- Recorded information

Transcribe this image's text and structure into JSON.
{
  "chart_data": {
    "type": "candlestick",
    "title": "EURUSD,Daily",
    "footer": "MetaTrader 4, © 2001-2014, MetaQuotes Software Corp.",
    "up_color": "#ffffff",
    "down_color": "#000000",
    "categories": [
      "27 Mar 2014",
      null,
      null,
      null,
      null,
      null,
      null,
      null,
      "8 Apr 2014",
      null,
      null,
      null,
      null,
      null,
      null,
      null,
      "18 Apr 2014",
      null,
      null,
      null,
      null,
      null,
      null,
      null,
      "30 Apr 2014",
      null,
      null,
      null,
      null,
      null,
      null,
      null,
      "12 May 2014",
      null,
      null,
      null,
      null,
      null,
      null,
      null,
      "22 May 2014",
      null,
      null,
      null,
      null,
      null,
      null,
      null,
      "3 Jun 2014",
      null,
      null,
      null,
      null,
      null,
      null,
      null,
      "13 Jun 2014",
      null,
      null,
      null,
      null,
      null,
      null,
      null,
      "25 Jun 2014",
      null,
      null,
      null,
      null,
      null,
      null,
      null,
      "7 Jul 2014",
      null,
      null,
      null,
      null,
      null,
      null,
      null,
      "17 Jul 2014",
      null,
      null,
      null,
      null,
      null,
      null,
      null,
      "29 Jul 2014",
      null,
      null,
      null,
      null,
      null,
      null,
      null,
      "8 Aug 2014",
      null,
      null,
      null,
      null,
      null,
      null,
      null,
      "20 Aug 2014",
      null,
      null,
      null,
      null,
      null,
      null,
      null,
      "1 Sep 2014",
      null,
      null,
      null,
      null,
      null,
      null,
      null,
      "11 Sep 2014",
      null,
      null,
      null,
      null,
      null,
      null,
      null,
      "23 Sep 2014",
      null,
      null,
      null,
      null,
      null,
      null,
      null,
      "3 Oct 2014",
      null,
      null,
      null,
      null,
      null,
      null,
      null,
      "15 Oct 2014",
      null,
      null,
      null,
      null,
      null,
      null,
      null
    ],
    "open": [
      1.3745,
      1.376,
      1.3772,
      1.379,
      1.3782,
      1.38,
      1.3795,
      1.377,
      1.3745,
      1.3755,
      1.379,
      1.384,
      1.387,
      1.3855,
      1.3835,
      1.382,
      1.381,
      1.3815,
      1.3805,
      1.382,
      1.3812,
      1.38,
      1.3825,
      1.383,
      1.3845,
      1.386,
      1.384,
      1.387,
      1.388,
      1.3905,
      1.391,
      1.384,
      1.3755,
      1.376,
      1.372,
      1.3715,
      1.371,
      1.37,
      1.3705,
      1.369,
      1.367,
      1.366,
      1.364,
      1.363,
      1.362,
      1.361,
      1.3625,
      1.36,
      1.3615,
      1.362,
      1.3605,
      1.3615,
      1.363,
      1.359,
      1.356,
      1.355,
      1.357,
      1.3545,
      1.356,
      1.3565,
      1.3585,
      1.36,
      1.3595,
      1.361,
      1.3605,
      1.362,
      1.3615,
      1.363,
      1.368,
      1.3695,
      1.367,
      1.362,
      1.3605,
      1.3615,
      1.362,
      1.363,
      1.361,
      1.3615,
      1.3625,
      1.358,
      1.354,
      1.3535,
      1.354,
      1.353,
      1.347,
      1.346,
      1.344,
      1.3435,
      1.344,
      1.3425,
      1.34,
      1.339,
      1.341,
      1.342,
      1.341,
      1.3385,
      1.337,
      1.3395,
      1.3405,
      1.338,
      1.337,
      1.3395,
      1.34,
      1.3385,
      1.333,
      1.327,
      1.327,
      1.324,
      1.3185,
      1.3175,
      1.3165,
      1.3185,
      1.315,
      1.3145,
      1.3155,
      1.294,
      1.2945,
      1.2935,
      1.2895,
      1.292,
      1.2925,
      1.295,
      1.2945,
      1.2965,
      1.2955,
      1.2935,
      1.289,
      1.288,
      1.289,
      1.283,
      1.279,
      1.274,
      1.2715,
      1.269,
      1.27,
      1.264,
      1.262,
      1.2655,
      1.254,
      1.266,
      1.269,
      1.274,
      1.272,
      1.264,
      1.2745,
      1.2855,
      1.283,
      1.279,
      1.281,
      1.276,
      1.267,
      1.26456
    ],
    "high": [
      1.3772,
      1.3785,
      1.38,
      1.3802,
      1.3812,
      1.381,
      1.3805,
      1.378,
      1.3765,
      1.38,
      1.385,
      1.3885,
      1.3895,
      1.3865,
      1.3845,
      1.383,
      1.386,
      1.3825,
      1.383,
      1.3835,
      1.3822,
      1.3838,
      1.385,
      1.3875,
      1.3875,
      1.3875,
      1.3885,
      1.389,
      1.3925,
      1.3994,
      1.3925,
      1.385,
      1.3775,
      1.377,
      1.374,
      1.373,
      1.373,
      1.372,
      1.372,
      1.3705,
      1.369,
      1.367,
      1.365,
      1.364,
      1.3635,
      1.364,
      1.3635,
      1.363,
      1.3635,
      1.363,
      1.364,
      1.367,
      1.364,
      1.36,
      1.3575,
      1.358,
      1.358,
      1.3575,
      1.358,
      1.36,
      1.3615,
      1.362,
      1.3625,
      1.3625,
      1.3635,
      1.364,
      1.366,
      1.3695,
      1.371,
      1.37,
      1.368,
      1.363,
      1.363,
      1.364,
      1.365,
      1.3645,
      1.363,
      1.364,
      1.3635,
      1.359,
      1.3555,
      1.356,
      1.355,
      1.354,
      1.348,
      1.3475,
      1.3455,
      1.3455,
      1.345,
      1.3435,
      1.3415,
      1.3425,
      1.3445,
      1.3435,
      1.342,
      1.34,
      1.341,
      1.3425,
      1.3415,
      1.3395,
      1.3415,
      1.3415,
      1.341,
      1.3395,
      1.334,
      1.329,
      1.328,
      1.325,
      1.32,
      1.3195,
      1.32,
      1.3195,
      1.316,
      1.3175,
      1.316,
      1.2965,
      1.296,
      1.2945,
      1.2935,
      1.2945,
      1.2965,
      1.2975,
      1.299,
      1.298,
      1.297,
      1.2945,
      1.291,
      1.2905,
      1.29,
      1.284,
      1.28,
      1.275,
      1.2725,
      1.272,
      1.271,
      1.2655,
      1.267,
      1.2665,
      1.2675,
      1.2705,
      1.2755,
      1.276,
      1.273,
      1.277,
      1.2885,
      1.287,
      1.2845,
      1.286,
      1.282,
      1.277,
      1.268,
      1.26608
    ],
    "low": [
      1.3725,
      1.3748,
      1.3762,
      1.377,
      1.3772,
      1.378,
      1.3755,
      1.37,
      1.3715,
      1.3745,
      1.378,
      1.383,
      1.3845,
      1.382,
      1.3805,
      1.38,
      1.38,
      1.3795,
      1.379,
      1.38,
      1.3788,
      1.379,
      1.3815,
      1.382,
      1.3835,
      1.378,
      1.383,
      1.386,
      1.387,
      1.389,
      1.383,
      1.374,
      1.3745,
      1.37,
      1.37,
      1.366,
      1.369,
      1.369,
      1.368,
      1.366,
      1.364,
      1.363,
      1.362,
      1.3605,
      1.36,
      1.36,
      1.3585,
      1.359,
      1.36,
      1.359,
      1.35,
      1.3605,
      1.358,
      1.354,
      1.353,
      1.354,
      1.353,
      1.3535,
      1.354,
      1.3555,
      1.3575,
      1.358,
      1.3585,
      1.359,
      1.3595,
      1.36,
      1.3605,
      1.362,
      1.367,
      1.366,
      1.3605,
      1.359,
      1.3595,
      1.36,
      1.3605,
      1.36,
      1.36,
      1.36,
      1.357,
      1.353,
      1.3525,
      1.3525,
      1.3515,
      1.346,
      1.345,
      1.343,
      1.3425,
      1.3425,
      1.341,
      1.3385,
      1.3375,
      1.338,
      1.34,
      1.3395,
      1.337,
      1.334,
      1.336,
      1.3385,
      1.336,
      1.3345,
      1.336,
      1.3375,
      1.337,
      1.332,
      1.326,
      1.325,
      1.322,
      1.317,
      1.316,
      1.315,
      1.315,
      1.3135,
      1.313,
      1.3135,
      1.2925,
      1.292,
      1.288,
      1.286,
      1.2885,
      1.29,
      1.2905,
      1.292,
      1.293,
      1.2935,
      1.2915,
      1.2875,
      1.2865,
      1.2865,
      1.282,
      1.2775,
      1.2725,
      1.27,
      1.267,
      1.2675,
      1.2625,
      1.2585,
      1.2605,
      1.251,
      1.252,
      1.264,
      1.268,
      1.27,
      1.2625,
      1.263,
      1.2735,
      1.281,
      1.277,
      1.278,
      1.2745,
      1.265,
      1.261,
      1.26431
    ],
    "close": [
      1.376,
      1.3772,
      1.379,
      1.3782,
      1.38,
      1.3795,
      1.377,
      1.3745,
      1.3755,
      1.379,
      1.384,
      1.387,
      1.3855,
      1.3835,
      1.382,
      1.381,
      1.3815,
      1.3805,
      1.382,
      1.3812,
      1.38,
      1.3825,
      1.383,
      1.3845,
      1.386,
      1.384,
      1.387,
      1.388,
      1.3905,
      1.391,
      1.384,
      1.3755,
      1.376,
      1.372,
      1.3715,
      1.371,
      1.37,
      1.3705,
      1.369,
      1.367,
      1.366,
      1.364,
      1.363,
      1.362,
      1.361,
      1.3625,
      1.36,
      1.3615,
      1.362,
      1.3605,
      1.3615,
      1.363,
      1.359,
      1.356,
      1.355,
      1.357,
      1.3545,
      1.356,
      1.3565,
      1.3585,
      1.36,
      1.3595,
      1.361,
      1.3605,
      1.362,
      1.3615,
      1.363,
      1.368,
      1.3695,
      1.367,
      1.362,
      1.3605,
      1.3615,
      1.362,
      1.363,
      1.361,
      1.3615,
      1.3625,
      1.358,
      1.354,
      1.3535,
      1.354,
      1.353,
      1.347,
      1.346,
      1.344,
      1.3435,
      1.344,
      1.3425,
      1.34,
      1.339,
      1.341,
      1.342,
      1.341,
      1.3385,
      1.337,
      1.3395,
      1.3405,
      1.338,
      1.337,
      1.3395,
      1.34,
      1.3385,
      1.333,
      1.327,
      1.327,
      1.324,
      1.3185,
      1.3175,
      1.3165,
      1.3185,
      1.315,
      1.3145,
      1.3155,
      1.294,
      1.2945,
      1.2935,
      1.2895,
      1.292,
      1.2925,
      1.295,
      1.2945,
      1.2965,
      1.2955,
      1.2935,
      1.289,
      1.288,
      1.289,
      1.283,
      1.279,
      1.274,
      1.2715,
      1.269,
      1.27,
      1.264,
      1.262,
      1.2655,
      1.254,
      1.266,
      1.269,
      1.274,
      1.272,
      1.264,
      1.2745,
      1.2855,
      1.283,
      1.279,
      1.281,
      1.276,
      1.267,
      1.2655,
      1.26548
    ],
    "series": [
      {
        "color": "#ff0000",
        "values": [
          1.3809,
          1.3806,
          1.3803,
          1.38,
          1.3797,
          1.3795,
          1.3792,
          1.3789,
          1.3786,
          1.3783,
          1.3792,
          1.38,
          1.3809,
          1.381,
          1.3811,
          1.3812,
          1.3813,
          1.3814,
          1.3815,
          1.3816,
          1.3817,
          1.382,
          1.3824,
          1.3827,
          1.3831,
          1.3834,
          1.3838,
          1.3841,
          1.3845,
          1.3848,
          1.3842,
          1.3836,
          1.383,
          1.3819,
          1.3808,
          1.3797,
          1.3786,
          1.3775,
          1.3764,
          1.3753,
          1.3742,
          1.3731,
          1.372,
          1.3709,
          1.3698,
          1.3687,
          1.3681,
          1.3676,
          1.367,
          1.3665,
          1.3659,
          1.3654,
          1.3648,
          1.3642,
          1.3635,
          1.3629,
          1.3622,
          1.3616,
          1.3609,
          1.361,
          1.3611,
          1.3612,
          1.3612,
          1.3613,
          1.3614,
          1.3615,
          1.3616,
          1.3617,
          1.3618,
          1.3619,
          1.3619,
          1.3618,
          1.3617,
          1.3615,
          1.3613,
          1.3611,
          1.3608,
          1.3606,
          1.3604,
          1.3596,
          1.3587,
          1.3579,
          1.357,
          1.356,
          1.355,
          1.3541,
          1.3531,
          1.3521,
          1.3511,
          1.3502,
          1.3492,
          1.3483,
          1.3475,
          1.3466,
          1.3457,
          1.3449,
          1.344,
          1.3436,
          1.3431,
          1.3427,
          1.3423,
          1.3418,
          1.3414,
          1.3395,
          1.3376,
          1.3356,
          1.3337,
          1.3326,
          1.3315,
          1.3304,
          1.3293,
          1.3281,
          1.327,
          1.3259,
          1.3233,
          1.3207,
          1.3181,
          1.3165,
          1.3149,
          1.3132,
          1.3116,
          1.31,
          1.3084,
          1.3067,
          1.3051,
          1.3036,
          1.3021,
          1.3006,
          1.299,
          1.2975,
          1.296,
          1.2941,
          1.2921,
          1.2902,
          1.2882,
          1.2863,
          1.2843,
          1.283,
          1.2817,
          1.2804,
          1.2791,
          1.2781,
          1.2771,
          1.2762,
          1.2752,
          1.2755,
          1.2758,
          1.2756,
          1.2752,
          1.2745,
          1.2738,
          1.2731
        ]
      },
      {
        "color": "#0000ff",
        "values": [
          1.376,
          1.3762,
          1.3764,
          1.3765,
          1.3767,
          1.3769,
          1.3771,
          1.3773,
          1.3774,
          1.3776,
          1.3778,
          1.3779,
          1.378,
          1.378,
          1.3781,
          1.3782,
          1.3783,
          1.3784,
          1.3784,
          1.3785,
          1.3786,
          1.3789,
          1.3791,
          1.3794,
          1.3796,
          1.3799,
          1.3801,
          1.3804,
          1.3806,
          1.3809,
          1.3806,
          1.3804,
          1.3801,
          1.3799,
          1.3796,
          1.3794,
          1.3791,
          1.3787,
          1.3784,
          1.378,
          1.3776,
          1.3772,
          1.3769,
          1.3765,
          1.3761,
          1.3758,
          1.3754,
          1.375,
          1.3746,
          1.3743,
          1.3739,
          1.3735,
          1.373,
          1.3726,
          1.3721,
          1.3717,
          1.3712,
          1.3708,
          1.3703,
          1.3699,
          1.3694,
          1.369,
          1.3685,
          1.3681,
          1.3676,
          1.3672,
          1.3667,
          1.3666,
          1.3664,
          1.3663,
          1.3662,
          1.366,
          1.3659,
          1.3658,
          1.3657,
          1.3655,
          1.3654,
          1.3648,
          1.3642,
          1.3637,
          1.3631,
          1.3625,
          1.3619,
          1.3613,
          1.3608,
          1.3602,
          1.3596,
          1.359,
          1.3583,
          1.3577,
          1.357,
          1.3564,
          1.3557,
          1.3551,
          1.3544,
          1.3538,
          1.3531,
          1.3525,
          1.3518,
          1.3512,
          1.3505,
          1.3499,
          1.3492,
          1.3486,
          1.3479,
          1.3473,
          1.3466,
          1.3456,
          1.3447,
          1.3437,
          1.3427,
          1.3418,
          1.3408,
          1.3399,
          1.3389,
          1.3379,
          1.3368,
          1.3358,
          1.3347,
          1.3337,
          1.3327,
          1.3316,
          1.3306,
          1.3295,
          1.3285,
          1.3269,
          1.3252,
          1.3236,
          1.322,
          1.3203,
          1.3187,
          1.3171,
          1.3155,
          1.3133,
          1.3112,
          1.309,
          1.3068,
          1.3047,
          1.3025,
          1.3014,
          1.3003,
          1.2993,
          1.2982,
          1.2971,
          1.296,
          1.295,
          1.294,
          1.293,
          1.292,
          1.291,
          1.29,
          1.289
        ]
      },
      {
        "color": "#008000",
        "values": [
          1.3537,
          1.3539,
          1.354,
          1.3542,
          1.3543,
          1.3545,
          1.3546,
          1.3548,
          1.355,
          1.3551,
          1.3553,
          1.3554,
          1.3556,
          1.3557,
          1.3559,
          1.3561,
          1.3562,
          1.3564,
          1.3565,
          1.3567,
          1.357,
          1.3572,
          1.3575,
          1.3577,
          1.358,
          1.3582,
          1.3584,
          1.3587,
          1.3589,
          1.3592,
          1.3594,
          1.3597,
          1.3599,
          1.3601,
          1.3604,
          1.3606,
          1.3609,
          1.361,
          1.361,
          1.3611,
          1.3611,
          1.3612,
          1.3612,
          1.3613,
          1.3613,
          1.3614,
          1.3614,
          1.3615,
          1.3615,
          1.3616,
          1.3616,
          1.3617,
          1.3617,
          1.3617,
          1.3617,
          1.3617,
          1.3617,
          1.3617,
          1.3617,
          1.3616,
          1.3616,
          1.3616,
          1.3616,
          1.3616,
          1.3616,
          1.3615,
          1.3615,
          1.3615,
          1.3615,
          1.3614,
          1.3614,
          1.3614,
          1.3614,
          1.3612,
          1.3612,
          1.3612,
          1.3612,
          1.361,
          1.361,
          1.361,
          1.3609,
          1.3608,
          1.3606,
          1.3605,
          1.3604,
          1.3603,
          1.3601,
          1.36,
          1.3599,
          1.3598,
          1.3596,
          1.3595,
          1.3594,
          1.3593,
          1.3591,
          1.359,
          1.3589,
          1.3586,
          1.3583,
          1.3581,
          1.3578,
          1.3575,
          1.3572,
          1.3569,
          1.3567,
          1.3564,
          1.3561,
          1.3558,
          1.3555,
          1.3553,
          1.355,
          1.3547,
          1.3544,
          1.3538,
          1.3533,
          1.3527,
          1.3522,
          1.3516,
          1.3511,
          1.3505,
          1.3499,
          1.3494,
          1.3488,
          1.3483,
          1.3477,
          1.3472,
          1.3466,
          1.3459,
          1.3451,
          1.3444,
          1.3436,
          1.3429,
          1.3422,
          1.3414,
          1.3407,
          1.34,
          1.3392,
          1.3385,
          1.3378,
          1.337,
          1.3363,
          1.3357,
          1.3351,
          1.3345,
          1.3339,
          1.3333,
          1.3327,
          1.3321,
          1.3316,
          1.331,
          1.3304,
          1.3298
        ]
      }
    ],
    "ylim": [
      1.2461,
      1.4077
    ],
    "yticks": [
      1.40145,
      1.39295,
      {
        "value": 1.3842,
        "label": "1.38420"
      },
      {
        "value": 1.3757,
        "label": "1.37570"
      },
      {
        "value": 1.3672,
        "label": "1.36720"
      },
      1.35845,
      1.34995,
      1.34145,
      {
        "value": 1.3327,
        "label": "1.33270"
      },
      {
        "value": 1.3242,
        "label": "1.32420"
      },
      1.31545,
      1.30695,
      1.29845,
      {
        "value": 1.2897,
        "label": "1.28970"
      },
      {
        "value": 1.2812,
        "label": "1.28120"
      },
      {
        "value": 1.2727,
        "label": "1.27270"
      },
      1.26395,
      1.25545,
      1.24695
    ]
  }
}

- To be done
Identify the lines above that contain the word "label", then copy them.

- Written solution
        "label": "1.38420"
        "label": "1.37570"
        "label": "1.36720"
        "label": "1.33270"
        "label": "1.32420"
        "label": "1.28970"
        "label": "1.28120"
        "label": "1.27270"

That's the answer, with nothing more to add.